Written problem ▸ Determine how many lines contain the string "Continuous". Respond with that number and nothing more.

[Items listed in a dataset]
_ _ _ _ _ _ _

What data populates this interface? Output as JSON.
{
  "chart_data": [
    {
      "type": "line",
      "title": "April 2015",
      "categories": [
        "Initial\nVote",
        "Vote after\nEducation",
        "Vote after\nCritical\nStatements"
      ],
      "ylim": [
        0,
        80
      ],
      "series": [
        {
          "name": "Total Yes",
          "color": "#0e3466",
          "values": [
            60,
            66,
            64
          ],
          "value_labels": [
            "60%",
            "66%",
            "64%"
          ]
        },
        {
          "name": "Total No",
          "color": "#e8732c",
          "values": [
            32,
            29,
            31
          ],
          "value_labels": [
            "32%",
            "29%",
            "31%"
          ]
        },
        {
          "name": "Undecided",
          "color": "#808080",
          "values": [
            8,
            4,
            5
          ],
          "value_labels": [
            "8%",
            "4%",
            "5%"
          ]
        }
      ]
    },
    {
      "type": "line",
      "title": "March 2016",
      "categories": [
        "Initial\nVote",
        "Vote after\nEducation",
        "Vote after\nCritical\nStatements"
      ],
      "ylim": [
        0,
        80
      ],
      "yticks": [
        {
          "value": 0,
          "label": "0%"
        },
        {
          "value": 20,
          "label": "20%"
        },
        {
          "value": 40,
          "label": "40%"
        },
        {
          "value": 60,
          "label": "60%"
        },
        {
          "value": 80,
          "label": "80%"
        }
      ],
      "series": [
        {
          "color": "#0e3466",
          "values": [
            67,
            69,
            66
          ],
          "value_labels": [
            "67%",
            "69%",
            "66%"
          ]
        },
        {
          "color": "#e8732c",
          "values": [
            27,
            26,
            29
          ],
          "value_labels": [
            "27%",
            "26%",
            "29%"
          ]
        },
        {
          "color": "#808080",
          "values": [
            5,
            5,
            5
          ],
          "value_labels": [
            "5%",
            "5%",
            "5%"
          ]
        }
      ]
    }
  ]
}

_ _ _ _ _ _ _

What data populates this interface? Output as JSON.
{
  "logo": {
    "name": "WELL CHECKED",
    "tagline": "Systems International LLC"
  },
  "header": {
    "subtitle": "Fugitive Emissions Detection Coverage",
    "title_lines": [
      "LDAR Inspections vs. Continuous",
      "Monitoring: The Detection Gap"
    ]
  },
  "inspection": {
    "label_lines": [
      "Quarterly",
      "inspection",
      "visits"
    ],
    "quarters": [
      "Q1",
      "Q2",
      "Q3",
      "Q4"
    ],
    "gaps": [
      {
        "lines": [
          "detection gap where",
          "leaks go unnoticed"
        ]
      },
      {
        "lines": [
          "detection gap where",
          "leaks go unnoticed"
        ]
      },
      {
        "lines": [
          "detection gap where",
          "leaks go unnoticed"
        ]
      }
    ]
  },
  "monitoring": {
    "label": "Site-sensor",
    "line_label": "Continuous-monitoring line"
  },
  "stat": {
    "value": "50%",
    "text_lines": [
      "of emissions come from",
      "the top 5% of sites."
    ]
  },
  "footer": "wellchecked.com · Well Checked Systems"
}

_ _ _ _ _ _ _

Finished answer ▸ 2